Source records:
============
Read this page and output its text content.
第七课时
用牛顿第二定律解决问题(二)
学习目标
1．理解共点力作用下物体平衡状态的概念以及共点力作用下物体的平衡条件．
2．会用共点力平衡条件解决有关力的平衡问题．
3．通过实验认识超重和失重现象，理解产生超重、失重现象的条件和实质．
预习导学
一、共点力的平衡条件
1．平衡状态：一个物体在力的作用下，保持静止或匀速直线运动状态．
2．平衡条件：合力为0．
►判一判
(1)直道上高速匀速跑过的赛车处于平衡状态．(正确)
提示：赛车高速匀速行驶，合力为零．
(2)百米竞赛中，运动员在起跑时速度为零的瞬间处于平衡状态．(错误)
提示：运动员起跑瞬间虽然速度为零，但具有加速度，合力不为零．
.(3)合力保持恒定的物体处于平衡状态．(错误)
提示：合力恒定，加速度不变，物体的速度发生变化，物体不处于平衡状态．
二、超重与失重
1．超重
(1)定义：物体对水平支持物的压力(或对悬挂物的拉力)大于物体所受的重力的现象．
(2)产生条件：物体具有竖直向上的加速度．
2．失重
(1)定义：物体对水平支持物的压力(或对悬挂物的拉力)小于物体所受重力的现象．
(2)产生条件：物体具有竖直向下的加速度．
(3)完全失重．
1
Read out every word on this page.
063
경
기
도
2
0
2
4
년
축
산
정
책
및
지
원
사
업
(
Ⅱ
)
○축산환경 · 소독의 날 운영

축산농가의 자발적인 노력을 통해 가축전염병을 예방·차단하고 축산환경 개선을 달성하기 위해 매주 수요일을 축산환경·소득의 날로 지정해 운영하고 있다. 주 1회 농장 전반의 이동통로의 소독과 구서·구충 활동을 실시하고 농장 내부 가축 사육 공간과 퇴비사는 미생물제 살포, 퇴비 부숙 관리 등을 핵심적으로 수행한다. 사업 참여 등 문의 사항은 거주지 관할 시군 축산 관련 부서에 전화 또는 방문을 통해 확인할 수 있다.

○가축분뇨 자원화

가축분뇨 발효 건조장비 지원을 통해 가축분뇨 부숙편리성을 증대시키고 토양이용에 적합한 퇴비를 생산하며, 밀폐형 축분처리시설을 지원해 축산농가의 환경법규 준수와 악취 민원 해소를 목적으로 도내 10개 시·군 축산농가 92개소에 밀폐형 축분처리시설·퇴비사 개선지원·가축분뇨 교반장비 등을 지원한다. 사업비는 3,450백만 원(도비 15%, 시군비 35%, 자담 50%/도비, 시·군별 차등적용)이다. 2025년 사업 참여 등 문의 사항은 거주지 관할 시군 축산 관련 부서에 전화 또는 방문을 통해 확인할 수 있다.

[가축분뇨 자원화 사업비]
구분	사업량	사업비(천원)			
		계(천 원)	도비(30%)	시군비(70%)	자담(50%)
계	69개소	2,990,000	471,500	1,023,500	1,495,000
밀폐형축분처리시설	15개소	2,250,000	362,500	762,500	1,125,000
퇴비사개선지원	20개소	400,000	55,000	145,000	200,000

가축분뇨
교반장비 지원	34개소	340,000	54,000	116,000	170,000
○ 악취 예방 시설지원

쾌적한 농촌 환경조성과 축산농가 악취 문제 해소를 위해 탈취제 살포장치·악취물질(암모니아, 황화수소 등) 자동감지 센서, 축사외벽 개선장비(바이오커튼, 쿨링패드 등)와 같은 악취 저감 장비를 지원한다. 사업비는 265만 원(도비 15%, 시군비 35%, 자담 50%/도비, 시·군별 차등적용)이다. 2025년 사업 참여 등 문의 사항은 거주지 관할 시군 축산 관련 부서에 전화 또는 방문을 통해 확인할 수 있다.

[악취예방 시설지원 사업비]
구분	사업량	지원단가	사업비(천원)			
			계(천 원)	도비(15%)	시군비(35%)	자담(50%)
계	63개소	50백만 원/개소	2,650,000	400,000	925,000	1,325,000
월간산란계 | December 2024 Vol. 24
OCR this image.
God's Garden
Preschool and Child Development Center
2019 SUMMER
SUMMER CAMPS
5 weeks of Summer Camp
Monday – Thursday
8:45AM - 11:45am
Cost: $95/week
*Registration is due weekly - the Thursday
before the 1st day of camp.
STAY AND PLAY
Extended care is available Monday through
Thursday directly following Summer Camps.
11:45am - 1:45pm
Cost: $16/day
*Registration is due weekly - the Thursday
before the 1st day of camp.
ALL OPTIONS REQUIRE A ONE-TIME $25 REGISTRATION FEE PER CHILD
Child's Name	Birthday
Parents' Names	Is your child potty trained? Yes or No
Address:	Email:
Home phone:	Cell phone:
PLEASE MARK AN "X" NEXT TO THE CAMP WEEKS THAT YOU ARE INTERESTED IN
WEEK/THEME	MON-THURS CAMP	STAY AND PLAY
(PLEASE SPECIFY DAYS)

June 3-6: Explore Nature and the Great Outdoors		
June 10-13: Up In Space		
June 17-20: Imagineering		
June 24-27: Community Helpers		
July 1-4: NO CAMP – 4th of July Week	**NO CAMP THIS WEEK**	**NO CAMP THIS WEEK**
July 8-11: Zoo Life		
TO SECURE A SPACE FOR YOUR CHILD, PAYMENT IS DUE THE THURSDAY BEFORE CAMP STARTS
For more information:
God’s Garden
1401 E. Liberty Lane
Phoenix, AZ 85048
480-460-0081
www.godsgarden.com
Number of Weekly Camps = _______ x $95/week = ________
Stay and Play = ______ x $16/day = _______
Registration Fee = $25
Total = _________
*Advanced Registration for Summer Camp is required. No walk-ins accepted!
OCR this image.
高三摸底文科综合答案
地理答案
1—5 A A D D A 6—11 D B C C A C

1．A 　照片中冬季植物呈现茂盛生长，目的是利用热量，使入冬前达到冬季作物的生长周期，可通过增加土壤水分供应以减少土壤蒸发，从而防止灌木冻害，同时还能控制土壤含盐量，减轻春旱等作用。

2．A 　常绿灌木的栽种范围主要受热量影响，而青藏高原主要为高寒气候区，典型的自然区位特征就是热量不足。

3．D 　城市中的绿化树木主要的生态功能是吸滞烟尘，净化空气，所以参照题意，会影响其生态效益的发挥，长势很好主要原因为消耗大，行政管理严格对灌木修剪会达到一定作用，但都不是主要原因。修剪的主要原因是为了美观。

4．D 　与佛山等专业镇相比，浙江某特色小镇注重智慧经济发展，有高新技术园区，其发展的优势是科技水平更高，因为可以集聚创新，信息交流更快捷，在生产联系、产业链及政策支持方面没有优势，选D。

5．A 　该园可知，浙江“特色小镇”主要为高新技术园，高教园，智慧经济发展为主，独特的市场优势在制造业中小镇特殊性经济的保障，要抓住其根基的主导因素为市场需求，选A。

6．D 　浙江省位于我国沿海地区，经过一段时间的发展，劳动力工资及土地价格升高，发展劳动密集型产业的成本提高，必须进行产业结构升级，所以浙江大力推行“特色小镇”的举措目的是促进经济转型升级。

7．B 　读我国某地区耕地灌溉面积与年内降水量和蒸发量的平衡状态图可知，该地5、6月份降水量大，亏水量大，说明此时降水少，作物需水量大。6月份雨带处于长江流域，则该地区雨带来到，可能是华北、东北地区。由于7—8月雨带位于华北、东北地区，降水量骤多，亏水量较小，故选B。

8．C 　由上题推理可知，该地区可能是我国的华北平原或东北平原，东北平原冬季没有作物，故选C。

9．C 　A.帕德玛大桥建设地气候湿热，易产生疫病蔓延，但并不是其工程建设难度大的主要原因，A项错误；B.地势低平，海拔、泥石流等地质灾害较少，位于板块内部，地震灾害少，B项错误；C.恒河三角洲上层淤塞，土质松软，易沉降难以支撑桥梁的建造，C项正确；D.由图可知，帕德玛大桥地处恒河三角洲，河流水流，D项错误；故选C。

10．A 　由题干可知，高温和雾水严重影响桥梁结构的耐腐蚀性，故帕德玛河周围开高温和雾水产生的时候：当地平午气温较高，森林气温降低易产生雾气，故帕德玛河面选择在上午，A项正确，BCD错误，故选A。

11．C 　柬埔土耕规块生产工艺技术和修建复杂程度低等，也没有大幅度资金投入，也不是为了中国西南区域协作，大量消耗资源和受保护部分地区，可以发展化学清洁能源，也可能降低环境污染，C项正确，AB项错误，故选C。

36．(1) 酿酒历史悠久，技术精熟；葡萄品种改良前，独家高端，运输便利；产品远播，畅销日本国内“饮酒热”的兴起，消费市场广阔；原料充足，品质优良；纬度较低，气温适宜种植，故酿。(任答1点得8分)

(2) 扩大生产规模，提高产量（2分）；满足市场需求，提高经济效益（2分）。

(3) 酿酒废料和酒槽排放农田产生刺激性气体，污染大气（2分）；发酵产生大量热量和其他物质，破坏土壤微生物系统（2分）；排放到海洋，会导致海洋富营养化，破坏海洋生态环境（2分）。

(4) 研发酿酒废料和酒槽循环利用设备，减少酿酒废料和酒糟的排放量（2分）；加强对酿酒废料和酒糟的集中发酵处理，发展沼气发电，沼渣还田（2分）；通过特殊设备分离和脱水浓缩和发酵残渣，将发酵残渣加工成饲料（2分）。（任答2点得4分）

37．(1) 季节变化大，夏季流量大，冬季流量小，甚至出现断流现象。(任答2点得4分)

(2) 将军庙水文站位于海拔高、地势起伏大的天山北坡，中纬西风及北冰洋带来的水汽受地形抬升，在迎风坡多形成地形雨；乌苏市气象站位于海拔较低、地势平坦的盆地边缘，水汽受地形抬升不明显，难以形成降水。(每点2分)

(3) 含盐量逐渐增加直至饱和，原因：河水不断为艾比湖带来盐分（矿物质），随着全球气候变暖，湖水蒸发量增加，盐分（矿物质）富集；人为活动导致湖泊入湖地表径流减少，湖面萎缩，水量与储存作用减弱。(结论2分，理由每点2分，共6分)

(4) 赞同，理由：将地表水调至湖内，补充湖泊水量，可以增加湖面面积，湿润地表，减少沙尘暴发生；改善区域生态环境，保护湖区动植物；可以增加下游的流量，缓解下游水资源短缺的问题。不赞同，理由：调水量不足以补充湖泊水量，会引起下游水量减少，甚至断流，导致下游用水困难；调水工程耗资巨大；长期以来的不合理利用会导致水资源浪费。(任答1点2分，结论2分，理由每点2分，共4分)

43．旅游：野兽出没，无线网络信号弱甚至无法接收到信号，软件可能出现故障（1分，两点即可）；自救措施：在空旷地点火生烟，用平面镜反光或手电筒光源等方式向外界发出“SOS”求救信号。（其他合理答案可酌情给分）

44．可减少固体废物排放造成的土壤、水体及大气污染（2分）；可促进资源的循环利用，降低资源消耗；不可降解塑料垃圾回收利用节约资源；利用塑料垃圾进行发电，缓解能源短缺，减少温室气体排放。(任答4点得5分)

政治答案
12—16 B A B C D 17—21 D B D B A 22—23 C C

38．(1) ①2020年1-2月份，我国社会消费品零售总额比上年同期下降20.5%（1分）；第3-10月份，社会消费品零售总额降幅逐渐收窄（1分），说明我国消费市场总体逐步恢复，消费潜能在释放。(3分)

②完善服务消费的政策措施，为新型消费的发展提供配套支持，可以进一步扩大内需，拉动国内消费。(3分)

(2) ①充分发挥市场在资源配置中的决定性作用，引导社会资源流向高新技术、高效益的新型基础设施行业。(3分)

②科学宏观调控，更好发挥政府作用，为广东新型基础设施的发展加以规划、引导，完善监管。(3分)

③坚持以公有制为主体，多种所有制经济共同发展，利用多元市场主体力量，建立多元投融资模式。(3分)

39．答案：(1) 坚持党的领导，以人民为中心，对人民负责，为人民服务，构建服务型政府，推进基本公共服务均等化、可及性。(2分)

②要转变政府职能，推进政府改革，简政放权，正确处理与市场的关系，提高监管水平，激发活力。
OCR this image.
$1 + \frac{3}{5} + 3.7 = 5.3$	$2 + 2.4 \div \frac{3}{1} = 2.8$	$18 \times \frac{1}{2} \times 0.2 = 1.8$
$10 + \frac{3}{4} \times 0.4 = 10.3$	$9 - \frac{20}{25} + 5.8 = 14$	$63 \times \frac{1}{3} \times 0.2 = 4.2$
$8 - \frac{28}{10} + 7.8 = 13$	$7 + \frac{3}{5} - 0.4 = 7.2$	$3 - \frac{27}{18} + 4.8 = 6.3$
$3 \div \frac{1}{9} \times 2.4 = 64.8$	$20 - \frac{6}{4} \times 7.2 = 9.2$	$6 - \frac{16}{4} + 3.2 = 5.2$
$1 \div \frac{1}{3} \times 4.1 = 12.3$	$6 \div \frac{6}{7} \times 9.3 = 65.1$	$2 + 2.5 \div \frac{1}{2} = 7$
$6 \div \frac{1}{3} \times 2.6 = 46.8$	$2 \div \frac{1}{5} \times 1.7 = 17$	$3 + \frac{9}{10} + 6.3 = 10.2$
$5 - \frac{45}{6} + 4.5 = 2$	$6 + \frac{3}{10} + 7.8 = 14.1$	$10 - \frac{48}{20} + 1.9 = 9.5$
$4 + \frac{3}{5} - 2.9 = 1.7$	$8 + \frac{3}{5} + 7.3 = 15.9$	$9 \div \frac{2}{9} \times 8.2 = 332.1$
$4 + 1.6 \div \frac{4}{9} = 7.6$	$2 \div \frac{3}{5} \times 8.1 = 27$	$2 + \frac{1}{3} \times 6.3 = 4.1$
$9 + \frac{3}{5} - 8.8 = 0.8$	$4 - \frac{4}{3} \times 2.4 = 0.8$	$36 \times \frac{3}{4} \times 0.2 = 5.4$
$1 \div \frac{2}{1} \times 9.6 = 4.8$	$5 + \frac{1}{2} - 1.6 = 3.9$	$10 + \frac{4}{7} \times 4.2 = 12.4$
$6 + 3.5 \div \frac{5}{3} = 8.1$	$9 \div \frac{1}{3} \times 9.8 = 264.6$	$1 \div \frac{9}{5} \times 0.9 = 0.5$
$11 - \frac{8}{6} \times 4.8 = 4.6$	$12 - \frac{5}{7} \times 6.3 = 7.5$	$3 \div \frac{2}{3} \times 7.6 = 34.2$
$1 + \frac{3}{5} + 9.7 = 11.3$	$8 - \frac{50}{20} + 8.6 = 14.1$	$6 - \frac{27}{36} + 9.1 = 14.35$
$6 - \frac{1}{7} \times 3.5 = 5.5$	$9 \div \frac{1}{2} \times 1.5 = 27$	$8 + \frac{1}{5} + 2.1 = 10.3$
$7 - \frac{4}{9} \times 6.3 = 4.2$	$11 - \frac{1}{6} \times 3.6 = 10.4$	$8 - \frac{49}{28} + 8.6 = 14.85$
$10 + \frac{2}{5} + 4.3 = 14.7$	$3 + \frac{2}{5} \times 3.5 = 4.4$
============
▸ Exercise details:
Reply with one number only, the count of lines above that hold the string "产生条件".

▸ Answer to this exercise:
2